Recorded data
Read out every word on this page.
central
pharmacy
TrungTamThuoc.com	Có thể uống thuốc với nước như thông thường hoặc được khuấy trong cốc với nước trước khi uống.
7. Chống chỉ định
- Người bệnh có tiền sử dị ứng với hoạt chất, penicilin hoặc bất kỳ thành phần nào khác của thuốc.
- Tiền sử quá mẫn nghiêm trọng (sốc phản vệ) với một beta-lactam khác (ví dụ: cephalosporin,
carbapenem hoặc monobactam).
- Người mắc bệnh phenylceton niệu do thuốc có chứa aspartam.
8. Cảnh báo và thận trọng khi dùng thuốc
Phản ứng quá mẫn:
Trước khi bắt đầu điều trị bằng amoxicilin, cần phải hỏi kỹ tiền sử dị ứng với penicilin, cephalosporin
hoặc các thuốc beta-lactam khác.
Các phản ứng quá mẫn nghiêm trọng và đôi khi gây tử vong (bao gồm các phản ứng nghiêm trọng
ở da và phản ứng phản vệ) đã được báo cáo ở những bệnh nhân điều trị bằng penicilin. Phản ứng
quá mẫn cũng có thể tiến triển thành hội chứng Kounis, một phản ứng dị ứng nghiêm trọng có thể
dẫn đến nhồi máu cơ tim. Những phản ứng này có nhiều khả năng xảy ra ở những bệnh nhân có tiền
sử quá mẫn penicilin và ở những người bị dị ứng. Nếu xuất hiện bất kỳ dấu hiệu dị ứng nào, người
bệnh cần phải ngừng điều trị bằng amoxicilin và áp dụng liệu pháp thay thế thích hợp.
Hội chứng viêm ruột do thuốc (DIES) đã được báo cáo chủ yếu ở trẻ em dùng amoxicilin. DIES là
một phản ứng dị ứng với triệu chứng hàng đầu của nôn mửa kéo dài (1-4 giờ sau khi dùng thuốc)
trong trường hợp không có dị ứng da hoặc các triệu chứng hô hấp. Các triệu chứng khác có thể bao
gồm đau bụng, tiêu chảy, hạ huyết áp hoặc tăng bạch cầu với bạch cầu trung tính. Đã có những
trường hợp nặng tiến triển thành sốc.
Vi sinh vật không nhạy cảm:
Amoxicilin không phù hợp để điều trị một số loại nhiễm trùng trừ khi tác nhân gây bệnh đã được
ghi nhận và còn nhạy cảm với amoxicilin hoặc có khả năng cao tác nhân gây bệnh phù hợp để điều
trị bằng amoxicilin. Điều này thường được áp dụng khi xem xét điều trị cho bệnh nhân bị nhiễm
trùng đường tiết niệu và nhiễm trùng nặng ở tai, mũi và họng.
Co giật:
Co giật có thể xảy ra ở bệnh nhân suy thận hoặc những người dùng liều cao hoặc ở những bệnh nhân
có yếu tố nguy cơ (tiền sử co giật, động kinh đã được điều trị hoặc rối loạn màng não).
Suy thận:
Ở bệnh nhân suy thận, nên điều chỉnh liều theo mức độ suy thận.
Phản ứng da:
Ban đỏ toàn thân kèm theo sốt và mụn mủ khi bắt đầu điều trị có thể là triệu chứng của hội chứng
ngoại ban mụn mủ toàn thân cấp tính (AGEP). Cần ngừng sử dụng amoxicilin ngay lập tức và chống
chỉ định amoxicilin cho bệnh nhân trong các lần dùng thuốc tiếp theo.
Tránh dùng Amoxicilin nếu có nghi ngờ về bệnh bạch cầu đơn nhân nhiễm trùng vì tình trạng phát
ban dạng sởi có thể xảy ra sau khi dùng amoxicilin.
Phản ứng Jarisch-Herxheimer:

OBJECTIVE:
Scan the material above for the string "nghiêm" and return the lines that hold it.

EXPECTED OUTPUT:
- Tiền sử quá mẫn nghiêm trọng (sốc phản vệ) với một beta-lactam khác (ví dụ: cephalosporin,
Các phản ứng quá mẫn nghiêm trọng và đôi khi gây tử vong (bao gồm các phản ứng nghiêm trọng
quá mẫn cũng có thể tiến triển thành hội chứng Kounis, một phản ứng dị ứng nghiêm trọng có thể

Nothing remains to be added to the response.